__Given instruction__.
Repeat every record exactly, but keep images out of the copy.

__Data excerpts__.

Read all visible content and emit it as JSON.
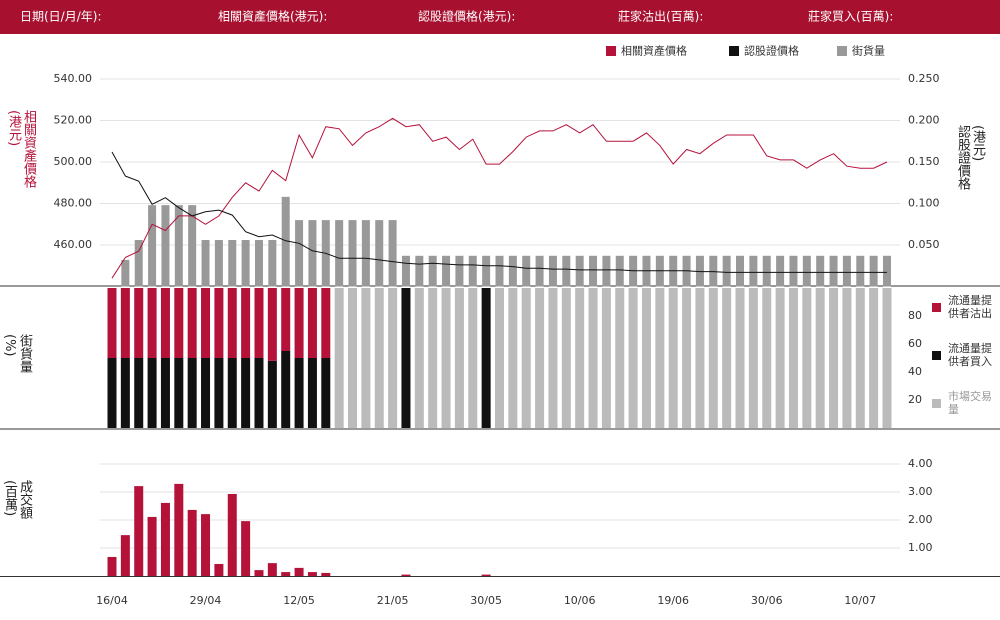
{
  "header": {
    "labels": [
      "日期(日/月/年):",
      "相關資產價格(港元):",
      "認股證價格(港元):",
      "莊家沽出(百萬):",
      "莊家買入(百萬):"
    ]
  },
  "chart_data": [
    {
      "type": "line",
      "ylabel": "相關資產價格(港元)",
      "y2label": "認股證價格(港元)",
      "ylim": [
        440,
        540
      ],
      "yticks": [
        {
          "value": 460,
          "label": "460.00"
        },
        {
          "value": 480,
          "label": "480.00"
        },
        {
          "value": 500,
          "label": "500.00"
        },
        {
          "value": 520,
          "label": "520.00"
        },
        {
          "value": 540,
          "label": "540.00"
        }
      ],
      "y2lim": [
        0,
        0.25
      ],
      "y2ticks": [
        {
          "value": 0.05,
          "label": "0.050"
        },
        {
          "value": 0.1,
          "label": "0.100"
        },
        {
          "value": 0.15,
          "label": "0.150"
        },
        {
          "value": 0.2,
          "label": "0.200"
        },
        {
          "value": 0.25,
          "label": "0.250"
        }
      ],
      "grid": true,
      "legend": "top-right",
      "series": [
        {
          "name": "相關資產價格",
          "color": "#b5123a",
          "values": [
            444,
            454,
            457,
            470,
            467,
            474,
            474,
            470,
            474,
            483,
            490,
            486,
            496,
            491,
            513,
            502,
            517,
            516,
            508,
            514,
            517,
            521,
            517,
            518,
            510,
            512,
            506,
            511,
            499,
            499,
            505,
            512,
            515,
            515,
            518,
            514,
            518,
            510,
            510,
            510,
            514,
            508,
            499,
            506,
            504,
            509,
            513,
            513,
            513,
            503,
            501,
            501,
            497,
            501,
            504,
            498,
            497,
            497,
            500
          ]
        },
        {
          "name": "認股證價格",
          "color": "#111111",
          "axis": "y2",
          "values": [
            0.162,
            0.133,
            0.127,
            0.099,
            0.107,
            0.095,
            0.085,
            0.09,
            0.092,
            0.086,
            0.066,
            0.06,
            0.062,
            0.055,
            0.052,
            0.043,
            0.04,
            0.034,
            0.034,
            0.034,
            0.032,
            0.03,
            0.028,
            0.027,
            0.028,
            0.027,
            0.026,
            0.026,
            0.025,
            0.025,
            0.024,
            0.022,
            0.022,
            0.021,
            0.021,
            0.02,
            0.02,
            0.02,
            0.02,
            0.019,
            0.019,
            0.019,
            0.019,
            0.019,
            0.018,
            0.018,
            0.017,
            0.017,
            0.017,
            0.017,
            0.017,
            0.017,
            0.017,
            0.017,
            0.017,
            0.017,
            0.017,
            0.017,
            0.017
          ]
        },
        {
          "name": "街貨量",
          "color": "#999999",
          "axis": "y2",
          "type": "bar",
          "values": [
            null,
            0.032,
            0.056,
            0.098,
            0.098,
            0.098,
            0.098,
            0.056,
            0.056,
            0.056,
            0.056,
            0.056,
            0.056,
            0.108,
            0.08,
            0.08,
            0.08,
            0.08,
            0.08,
            0.08,
            0.08,
            0.08,
            0.037,
            0.037,
            0.037,
            0.037,
            0.037,
            0.037,
            0.037,
            0.037,
            0.037,
            0.037,
            0.037,
            0.037,
            0.037,
            0.037,
            0.037,
            0.037,
            0.037,
            0.037,
            0.037,
            0.037,
            0.037,
            0.037,
            0.037,
            0.037,
            0.037,
            0.037,
            0.037,
            0.037,
            0.037,
            0.037,
            0.037,
            0.037,
            0.037,
            0.037,
            0.037,
            0.037,
            0.037
          ]
        }
      ]
    },
    {
      "type": "bar",
      "stacked": true,
      "ylabel": "街貨量(%)",
      "ylim": [
        0,
        100
      ],
      "yticks": [
        20,
        40,
        60,
        80
      ],
      "legend": "right",
      "series": [
        {
          "name": "流通量提供者沽出",
          "color": "#b5123a",
          "values": [
            50,
            50,
            50,
            50,
            50,
            50,
            50,
            50,
            50,
            50,
            50,
            50,
            52,
            45,
            50,
            50,
            50,
            null,
            null,
            null,
            null,
            null,
            null,
            null,
            null,
            null,
            null,
            null,
            null,
            null,
            null,
            null,
            null,
            null,
            null,
            null,
            null,
            null,
            null,
            null,
            null,
            null,
            null,
            null,
            null,
            null,
            null,
            null,
            null,
            null,
            null,
            null,
            null,
            null,
            null,
            null,
            null,
            null,
            null
          ]
        },
        {
          "name": "流通量提供者買入",
          "color": "#111111",
          "values": [
            50,
            50,
            50,
            50,
            50,
            50,
            50,
            50,
            50,
            50,
            50,
            50,
            48,
            55,
            50,
            50,
            50,
            null,
            null,
            null,
            null,
            null,
            100,
            null,
            null,
            null,
            null,
            null,
            100,
            null,
            null,
            null,
            null,
            null,
            null,
            null,
            null,
            null,
            null,
            null,
            null,
            null,
            null,
            null,
            null,
            null,
            null,
            null,
            null,
            null,
            null,
            null,
            null,
            null,
            null,
            null,
            null,
            null,
            null
          ]
        },
        {
          "name": "市場交易量",
          "color": "#bbbbbb",
          "values": [
            null,
            null,
            null,
            null,
            null,
            null,
            null,
            null,
            null,
            null,
            null,
            null,
            null,
            null,
            null,
            null,
            null,
            100,
            100,
            100,
            100,
            100,
            null,
            100,
            100,
            100,
            100,
            100,
            null,
            100,
            100,
            100,
            100,
            100,
            100,
            100,
            100,
            100,
            100,
            100,
            100,
            100,
            100,
            100,
            100,
            100,
            100,
            100,
            100,
            100,
            100,
            100,
            100,
            100,
            100,
            100,
            100,
            100,
            100
          ]
        }
      ]
    },
    {
      "type": "bar",
      "ylabel": "成交額(百萬)",
      "ylim": [
        0,
        5
      ],
      "yticks": [
        {
          "value": 1,
          "label": "1.00"
        },
        {
          "value": 2,
          "label": "2.00"
        },
        {
          "value": 3,
          "label": "3.00"
        },
        {
          "value": 4,
          "label": "4.00"
        }
      ],
      "grid": true,
      "color": "#b5123a",
      "categories": [
        "16/04",
        null,
        null,
        null,
        null,
        null,
        null,
        "29/04",
        null,
        null,
        null,
        null,
        null,
        null,
        "12/05",
        null,
        null,
        null,
        null,
        null,
        null,
        "21/05",
        null,
        null,
        null,
        null,
        null,
        null,
        "30/05",
        null,
        null,
        null,
        null,
        null,
        null,
        "10/06",
        null,
        null,
        null,
        null,
        null,
        null,
        "19/06",
        null,
        null,
        null,
        null,
        null,
        null,
        "30/06",
        null,
        null,
        null,
        null,
        null,
        null,
        "10/07",
        null,
        null
      ],
      "values": [
        0.68,
        1.46,
        3.21,
        2.11,
        2.61,
        3.29,
        2.36,
        2.21,
        0.43,
        2.93,
        1.96,
        0.21,
        0.46,
        0.14,
        0.29,
        0.14,
        0.11,
        0,
        0,
        0,
        0,
        0,
        0.05,
        0,
        0,
        0,
        0,
        0,
        0.05,
        0,
        0,
        0,
        0,
        0,
        0,
        0,
        0,
        0,
        0,
        0,
        0,
        0,
        0,
        0,
        0,
        0,
        0,
        0,
        0,
        0,
        0,
        0,
        0,
        0,
        0,
        0,
        0,
        0,
        0
      ]
    }
  ]
}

__Answer to the task__.
Read all visible content and emit it as JSON.
{
  "header": {
    "labels": [
      "日期(日/月/年):",
      "相關資產價格(港元):",
      "認股證價格(港元):",
      "莊家沽出(百萬):",
      "莊家買入(百萬):"
    ]
  },
  "chart_data": [
    {
      "type": "line",
      "ylabel": "相關資產價格(港元)",
      "y2label": "認股證價格(港元)",
      "ylim": [
        440,
        540
      ],
      "yticks": [
        {
          "value": 460,
          "label": "460.00"
        },
        {
          "value": 480,
          "label": "480.00"
        },
        {
          "value": 500,
          "label": "500.00"
        },
        {
          "value": 520,
          "label": "520.00"
        },
        {
          "value": 540,
          "label": "540.00"
        }
      ],
      "y2lim": [
        0,
        0.25
      ],
      "y2ticks": [
        {
          "value": 0.05,
          "label": "0.050"
        },
        {
          "value": 0.1,
          "label": "0.100"
        },
        {
          "value": 0.15,
          "label": "0.150"
        },
        {
          "value": 0.2,
          "label": "0.200"
        },
        {
          "value": 0.25,
          "label": "0.250"
        }
      ],
      "grid": true,
      "legend": "top-right",
      "series": [
        {
          "name": "相關資產價格",
          "color": "#b5123a",
          "values": [
            444,
            454,
            457,
            470,
            467,
            474,
            474,
            470,
            474,
            483,
            490,
            486,
            496,
            491,
            513,
            502,
            517,
            516,
            508,
            514,
            517,
            521,
            517,
            518,
            510,
            512,
            506,
            511,
            499,
            499,
            505,
            512,
            515,
            515,
            518,
            514,
            518,
            510,
            510,
            510,
            514,
            508,
            499,
            506,
            504,
            509,
            513,
            513,
            513,
            503,
            501,
            501,
            497,
            501,
            504,
            498,
            497,
            497,
            500
          ]
        },
        {
          "name": "認股證價格",
          "color": "#111111",
          "axis": "y2",
          "values": [
            0.162,
            0.133,
            0.127,
            0.099,
            0.107,
            0.095,
            0.085,
            0.09,
            0.092,
            0.086,
            0.066,
            0.06,
            0.062,
            0.055,
            0.052,
            0.043,
            0.04,
            0.034,
            0.034,
            0.034,
            0.032,
            0.03,
            0.028,
            0.027,
            0.028,
            0.027,
            0.026,
            0.026,
            0.025,
            0.025,
            0.024,
            0.022,
            0.022,
            0.021,
            0.021,
            0.02,
            0.02,
            0.02,
            0.02,
            0.019,
            0.019,
            0.019,
            0.019,
            0.019,
            0.018,
            0.018,
            0.017,
            0.017,
            0.017,
            0.017,
            0.017,
            0.017,
            0.017,
            0.017,
            0.017,
            0.017,
            0.017,
            0.017,
            0.017
          ]
        },
        {
          "name": "街貨量",
          "color": "#999999",
          "axis": "y2",
          "type": "bar",
          "values": [
            null,
            0.032,
            0.056,
            0.098,
            0.098,
            0.098,
            0.098,
            0.056,
            0.056,
            0.056,
            0.056,
            0.056,
            0.056,
            0.108,
            0.08,
            0.08,
            0.08,
            0.08,
            0.08,
            0.08,
            0.08,
            0.08,
            0.037,
            0.037,
            0.037,
            0.037,
            0.037,
            0.037,
            0.037,
            0.037,
            0.037,
            0.037,
            0.037,
            0.037,
            0.037,
            0.037,
            0.037,
            0.037,
            0.037,
            0.037,
            0.037,
            0.037,
            0.037,
            0.037,
            0.037,
            0.037,
            0.037,
            0.037,
            0.037,
            0.037,
            0.037,
            0.037,
            0.037,
            0.037,
            0.037,
            0.037,
            0.037,
            0.037,
            0.037
          ]
        }
      ]
    },
    {
      "type": "bar",
      "stacked": true,
      "ylabel": "街貨量(%)",
      "ylim": [
        0,
        100
      ],
      "yticks": [
        20,
        40,
        60,
        80
      ],
      "legend": "right",
      "series": [
        {
          "name": "流通量提供者沽出",
          "color": "#b5123a",
          "values": [
            50,
            50,
            50,
            50,
            50,
            50,
            50,
            50,
            50,
            50,
            50,
            50,
            52,
            45,
            50,
            50,
            50,
            null,
            null,
            null,
            null,
            null,
            null,
            null,
            null,
            null,
            null,
            null,
            null,
            null,
            null,
            null,
            null,
            null,
            null,
            null,
            null,
            null,
            null,
            null,
            null,
            null,
            null,
            null,
            null,
            null,
            null,
            null,
            null,
            null,
            null,
            null,
            null,
            null,
            null,
            null,
            null,
            null,
            null
          ]
        },
        {
          "name": "流通量提供者買入",
          "color": "#111111",
          "values": [
            50,
            50,
            50,
            50,
            50,
            50,
            50,
            50,
            50,
            50,
            50,
            50,
            48,
            55,
            50,
            50,
            50,
            null,
            null,
            null,
            null,
            null,
            100,
            null,
            null,
            null,
            null,
            null,
            100,
            null,
            null,
            null,
            null,
            null,
            null,
            null,
            null,
            null,
            null,
            null,
            null,
            null,
            null,
            null,
            null,
            null,
            null,
            null,
            null,
            null,
            null,
            null,
            null,
            null,
            null,
            null,
            null,
            null,
            null
          ]
        },
        {
          "name": "市場交易量",
          "color": "#bbbbbb",
          "values": [
            null,
            null,
            null,
            null,
            null,
            null,
            null,
            null,
            null,
            null,
            null,
            null,
            null,
            null,
            null,
            null,
            null,
            100,
            100,
            100,
            100,
            100,
            null,
            100,
            100,
            100,
            100,
            100,
            null,
            100,
            100,
            100,
            100,
            100,
            100,
            100,
            100,
            100,
            100,
            100,
            100,
            100,
            100,
            100,
            100,
            100,
            100,
            100,
            100,
            100,
            100,
            100,
            100,
            100,
            100,
            100,
            100,
            100,
            100
          ]
        }
      ]
    },
    {
      "type": "bar",
      "ylabel": "成交額(百萬)",
      "ylim": [
        0,
        5
      ],
      "yticks": [
        {
          "value": 1,
          "label": "1.00"
        },
        {
          "value": 2,
          "label": "2.00"
        },
        {
          "value": 3,
          "label": "3.00"
        },
        {
          "value": 4,
          "label": "4.00"
        }
      ],
      "grid": true,
      "color": "#b5123a",
      "categories": [
        "16/04",
        null,
        null,
        null,
        null,
        null,
        null,
        "29/04",
        null,
        null,
        null,
        null,
        null,
        null,
        "12/05",
        null,
        null,
        null,
        null,
        null,
        null,
        "21/05",
        null,
        null,
        null,
        null,
        null,
        null,
        "30/05",
        null,
        null,
        null,
        null,
        null,
        null,
        "10/06",
        null,
        null,
        null,
        null,
        null,
        null,
        "19/06",
        null,
        null,
        null,
        null,
        null,
        null,
        "30/06",
        null,
        null,
        null,
        null,
        null,
        null,
        "10/07",
        null,
        null
      ],
      "values": [
        0.68,
        1.46,
        3.21,
        2.11,
        2.61,
        3.29,
        2.36,
        2.21,
        0.43,
        2.93,
        1.96,
        0.21,
        0.46,
        0.14,
        0.29,
        0.14,
        0.11,
        0,
        0,
        0,
        0,
        0,
        0.05,
        0,
        0,
        0,
        0,
        0,
        0.05,
        0,
        0,
        0,
        0,
        0,
        0,
        0,
        0,
        0,
        0,
        0,
        0,
        0,
        0,
        0,
        0,
        0,
        0,
        0,
        0,
        0,
        0,
        0,
        0,
        0,
        0,
        0,
        0,
        0,
        0
      ]
    }
  ]
}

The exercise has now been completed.